▶ Short exercise: Retype all of the listing exactly, passing over any picture you find.

▶ The data:
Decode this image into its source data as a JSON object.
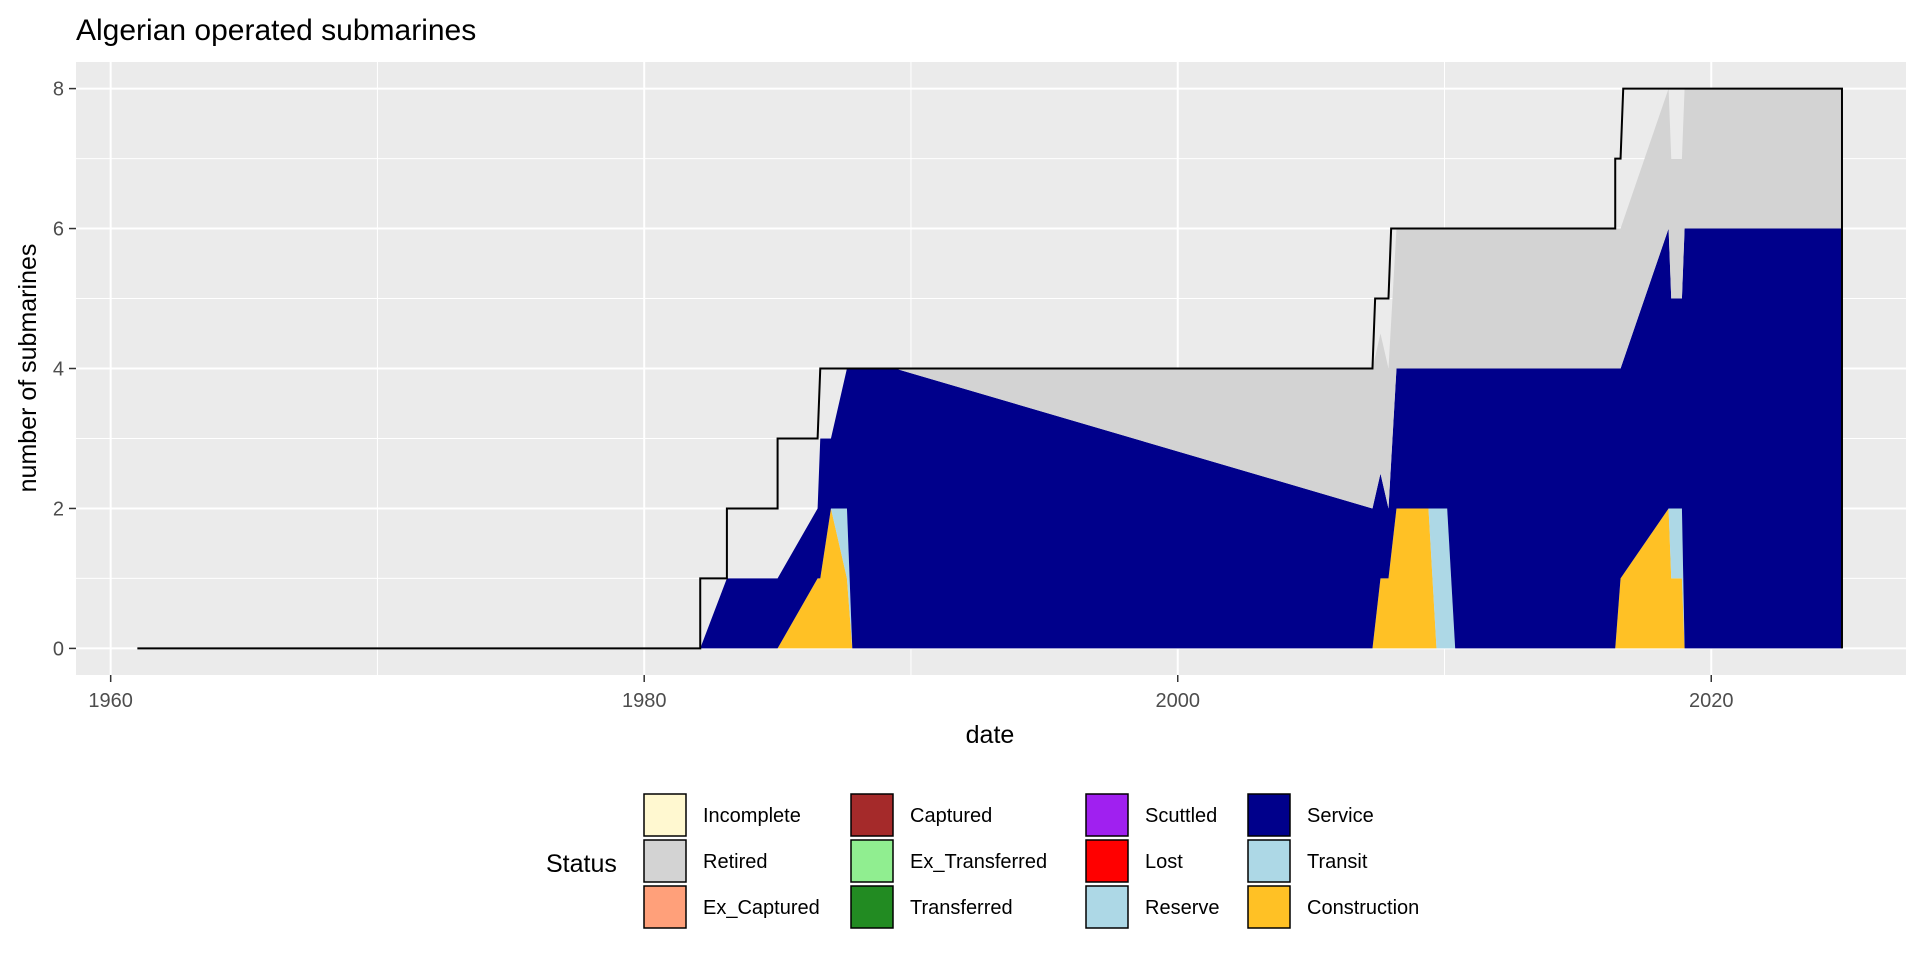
{
  "chart_data": {
    "type": "area",
    "stacked": true,
    "title": "Algerian operated submarines",
    "xlabel": "date",
    "ylabel": "number of submarines",
    "xlim": [
      1958.7,
      2027.3
    ],
    "ylim": [
      -0.38,
      8.38
    ],
    "x_ticks": [
      1960,
      1980,
      2000,
      2020
    ],
    "x_tick_labels": [
      "1960",
      "1980",
      "2000",
      "2020"
    ],
    "y_ticks": [
      0,
      2,
      4,
      6,
      8
    ],
    "y_tick_labels": [
      "0",
      "2",
      "4",
      "6",
      "8"
    ],
    "grid": true,
    "panel_background": "#ebebeb",
    "legend": {
      "title": "Status",
      "position": "bottom",
      "entries": [
        {
          "label": "Incomplete",
          "color": "#fff8d0"
        },
        {
          "label": "Retired",
          "color": "#d3d3d3"
        },
        {
          "label": "Ex_Captured",
          "color": "#ffa07a"
        },
        {
          "label": "Captured",
          "color": "#a52a2a"
        },
        {
          "label": "Ex_Transferred",
          "color": "#90ee90"
        },
        {
          "label": "Transferred",
          "color": "#228b22"
        },
        {
          "label": "Scuttled",
          "color": "#a020f0"
        },
        {
          "label": "Lost",
          "color": "#ff0000"
        },
        {
          "label": "Reserve",
          "color": "#add8e6"
        },
        {
          "label": "Service",
          "color": "#00008b"
        },
        {
          "label": "Transit",
          "color": "#add8e6"
        },
        {
          "label": "Construction",
          "color": "#ffc125"
        }
      ]
    },
    "series": [
      {
        "name": "Construction",
        "color": "#ffc125",
        "points": [
          [
            1961,
            0
          ],
          [
            1985.0,
            0
          ],
          [
            1985.0,
            1
          ],
          [
            1986.6,
            1
          ],
          [
            1986.6,
            2
          ],
          [
            1987.0,
            2
          ],
          [
            1987.0,
            1
          ],
          [
            1987.6,
            1
          ],
          [
            1987.8,
            0
          ],
          [
            2007.3,
            0
          ],
          [
            2007.3,
            1
          ],
          [
            2007.9,
            1
          ],
          [
            2007.9,
            2
          ],
          [
            2009.4,
            2
          ],
          [
            2009.7,
            0
          ],
          [
            2016.4,
            0
          ],
          [
            2016.4,
            1
          ],
          [
            2016.6,
            1
          ],
          [
            2016.6,
            2
          ],
          [
            2018.4,
            2
          ],
          [
            2018.5,
            1
          ],
          [
            2018.9,
            1
          ],
          [
            2019.0,
            0
          ],
          [
            2024.9,
            0
          ]
        ]
      },
      {
        "name": "Transit",
        "color": "#add8e6",
        "points": [
          [
            1961,
            0
          ],
          [
            1987.0,
            0
          ],
          [
            1987.0,
            1
          ],
          [
            1987.6,
            1
          ],
          [
            1987.8,
            0
          ],
          [
            2009.4,
            0
          ],
          [
            2009.7,
            2
          ],
          [
            2010.1,
            2
          ],
          [
            2010.4,
            0
          ],
          [
            2018.4,
            0
          ],
          [
            2018.5,
            1
          ],
          [
            2018.9,
            1
          ],
          [
            2019.0,
            0
          ],
          [
            2024.9,
            0
          ]
        ]
      },
      {
        "name": "Service",
        "color": "#00008b",
        "points": [
          [
            1961,
            0
          ],
          [
            1982.1,
            0
          ],
          [
            1982.1,
            1
          ],
          [
            1983.1,
            1
          ],
          [
            1983.1,
            2
          ],
          [
            1985.0,
            1
          ],
          [
            1986.5,
            1
          ],
          [
            1986.6,
            2
          ],
          [
            1987.0,
            1
          ],
          [
            1987.6,
            2
          ],
          [
            1987.8,
            4
          ],
          [
            1989.4,
            4
          ],
          [
            1989.4,
            2
          ],
          [
            2007.3,
            2
          ],
          [
            2007.3,
            2
          ],
          [
            2007.9,
            1
          ],
          [
            2007.9,
            2
          ],
          [
            2009.4,
            2
          ],
          [
            2010.1,
            2
          ],
          [
            2010.4,
            4
          ],
          [
            2016.4,
            4
          ],
          [
            2016.4,
            4
          ],
          [
            2016.6,
            3
          ],
          [
            2016.6,
            4
          ],
          [
            2018.4,
            4
          ],
          [
            2018.5,
            3
          ],
          [
            2018.9,
            3
          ],
          [
            2019.0,
            6
          ],
          [
            2024.9,
            6
          ]
        ]
      },
      {
        "name": "Retired",
        "color": "#d3d3d3",
        "points": [
          [
            1961,
            0
          ],
          [
            1989.4,
            0
          ],
          [
            1989.4,
            2
          ],
          [
            2007.3,
            2
          ],
          [
            2007.3,
            2
          ],
          [
            2007.6,
            2
          ],
          [
            2007.6,
            2
          ],
          [
            2008.2,
            2
          ],
          [
            2008.2,
            2
          ],
          [
            2016.4,
            2
          ],
          [
            2016.4,
            2
          ],
          [
            2016.6,
            2
          ],
          [
            2016.6,
            2
          ],
          [
            2024.9,
            2
          ]
        ]
      }
    ],
    "total_outline": [
      [
        1961,
        0
      ],
      [
        1982.1,
        0
      ],
      [
        1982.1,
        1
      ],
      [
        1983.1,
        1
      ],
      [
        1983.1,
        2
      ],
      [
        1985.0,
        2
      ],
      [
        1985.0,
        3
      ],
      [
        1986.5,
        3
      ],
      [
        1986.6,
        4
      ],
      [
        1989.4,
        4
      ],
      [
        2007.3,
        4
      ],
      [
        2007.4,
        5
      ],
      [
        2007.9,
        5
      ],
      [
        2008.0,
        6
      ],
      [
        2016.4,
        6
      ],
      [
        2016.4,
        7
      ],
      [
        2016.6,
        7
      ],
      [
        2016.7,
        8
      ],
      [
        2024.9,
        8
      ],
      [
        2024.9,
        0
      ]
    ]
  }
}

▶ Solution to the exercise:
Decode this image into its source data as a JSON object.
{
  "chart_data": {
    "type": "area",
    "stacked": true,
    "title": "Algerian operated submarines",
    "xlabel": "date",
    "ylabel": "number of submarines",
    "xlim": [
      1958.7,
      2027.3
    ],
    "ylim": [
      -0.38,
      8.38
    ],
    "x_ticks": [
      1960,
      1980,
      2000,
      2020
    ],
    "x_tick_labels": [
      "1960",
      "1980",
      "2000",
      "2020"
    ],
    "y_ticks": [
      0,
      2,
      4,
      6,
      8
    ],
    "y_tick_labels": [
      "0",
      "2",
      "4",
      "6",
      "8"
    ],
    "grid": true,
    "panel_background": "#ebebeb",
    "legend": {
      "title": "Status",
      "position": "bottom",
      "entries": [
        {
          "label": "Incomplete",
          "color": "#fff8d0"
        },
        {
          "label": "Retired",
          "color": "#d3d3d3"
        },
        {
          "label": "Ex_Captured",
          "color": "#ffa07a"
        },
        {
          "label": "Captured",
          "color": "#a52a2a"
        },
        {
          "label": "Ex_Transferred",
          "color": "#90ee90"
        },
        {
          "label": "Transferred",
          "color": "#228b22"
        },
        {
          "label": "Scuttled",
          "color": "#a020f0"
        },
        {
          "label": "Lost",
          "color": "#ff0000"
        },
        {
          "label": "Reserve",
          "color": "#add8e6"
        },
        {
          "label": "Service",
          "color": "#00008b"
        },
        {
          "label": "Transit",
          "color": "#add8e6"
        },
        {
          "label": "Construction",
          "color": "#ffc125"
        }
      ]
    },
    "series": [
      {
        "name": "Construction",
        "color": "#ffc125",
        "points": [
          [
            1961,
            0
          ],
          [
            1985.0,
            0
          ],
          [
            1985.0,
            1
          ],
          [
            1986.6,
            1
          ],
          [
            1986.6,
            2
          ],
          [
            1987.0,
            2
          ],
          [
            1987.0,
            1
          ],
          [
            1987.6,
            1
          ],
          [
            1987.8,
            0
          ],
          [
            2007.3,
            0
          ],
          [
            2007.3,
            1
          ],
          [
            2007.9,
            1
          ],
          [
            2007.9,
            2
          ],
          [
            2009.4,
            2
          ],
          [
            2009.7,
            0
          ],
          [
            2016.4,
            0
          ],
          [
            2016.4,
            1
          ],
          [
            2016.6,
            1
          ],
          [
            2016.6,
            2
          ],
          [
            2018.4,
            2
          ],
          [
            2018.5,
            1
          ],
          [
            2018.9,
            1
          ],
          [
            2019.0,
            0
          ],
          [
            2024.9,
            0
          ]
        ]
      },
      {
        "name": "Transit",
        "color": "#add8e6",
        "points": [
          [
            1961,
            0
          ],
          [
            1987.0,
            0
          ],
          [
            1987.0,
            1
          ],
          [
            1987.6,
            1
          ],
          [
            1987.8,
            0
          ],
          [
            2009.4,
            0
          ],
          [
            2009.7,
            2
          ],
          [
            2010.1,
            2
          ],
          [
            2010.4,
            0
          ],
          [
            2018.4,
            0
          ],
          [
            2018.5,
            1
          ],
          [
            2018.9,
            1
          ],
          [
            2019.0,
            0
          ],
          [
            2024.9,
            0
          ]
        ]
      },
      {
        "name": "Service",
        "color": "#00008b",
        "points": [
          [
            1961,
            0
          ],
          [
            1982.1,
            0
          ],
          [
            1982.1,
            1
          ],
          [
            1983.1,
            1
          ],
          [
            1983.1,
            2
          ],
          [
            1985.0,
            1
          ],
          [
            1986.5,
            1
          ],
          [
            1986.6,
            2
          ],
          [
            1987.0,
            1
          ],
          [
            1987.6,
            2
          ],
          [
            1987.8,
            4
          ],
          [
            1989.4,
            4
          ],
          [
            1989.4,
            2
          ],
          [
            2007.3,
            2
          ],
          [
            2007.3,
            2
          ],
          [
            2007.9,
            1
          ],
          [
            2007.9,
            2
          ],
          [
            2009.4,
            2
          ],
          [
            2010.1,
            2
          ],
          [
            2010.4,
            4
          ],
          [
            2016.4,
            4
          ],
          [
            2016.4,
            4
          ],
          [
            2016.6,
            3
          ],
          [
            2016.6,
            4
          ],
          [
            2018.4,
            4
          ],
          [
            2018.5,
            3
          ],
          [
            2018.9,
            3
          ],
          [
            2019.0,
            6
          ],
          [
            2024.9,
            6
          ]
        ]
      },
      {
        "name": "Retired",
        "color": "#d3d3d3",
        "points": [
          [
            1961,
            0
          ],
          [
            1989.4,
            0
          ],
          [
            1989.4,
            2
          ],
          [
            2007.3,
            2
          ],
          [
            2007.3,
            2
          ],
          [
            2007.6,
            2
          ],
          [
            2007.6,
            2
          ],
          [
            2008.2,
            2
          ],
          [
            2008.2,
            2
          ],
          [
            2016.4,
            2
          ],
          [
            2016.4,
            2
          ],
          [
            2016.6,
            2
          ],
          [
            2016.6,
            2
          ],
          [
            2024.9,
            2
          ]
        ]
      }
    ],
    "total_outline": [
      [
        1961,
        0
      ],
      [
        1982.1,
        0
      ],
      [
        1982.1,
        1
      ],
      [
        1983.1,
        1
      ],
      [
        1983.1,
        2
      ],
      [
        1985.0,
        2
      ],
      [
        1985.0,
        3
      ],
      [
        1986.5,
        3
      ],
      [
        1986.6,
        4
      ],
      [
        1989.4,
        4
      ],
      [
        2007.3,
        4
      ],
      [
        2007.4,
        5
      ],
      [
        2007.9,
        5
      ],
      [
        2008.0,
        6
      ],
      [
        2016.4,
        6
      ],
      [
        2016.4,
        7
      ],
      [
        2016.6,
        7
      ],
      [
        2016.7,
        8
      ],
      [
        2024.9,
        8
      ],
      [
        2024.9,
        0
      ]
    ]
  }
}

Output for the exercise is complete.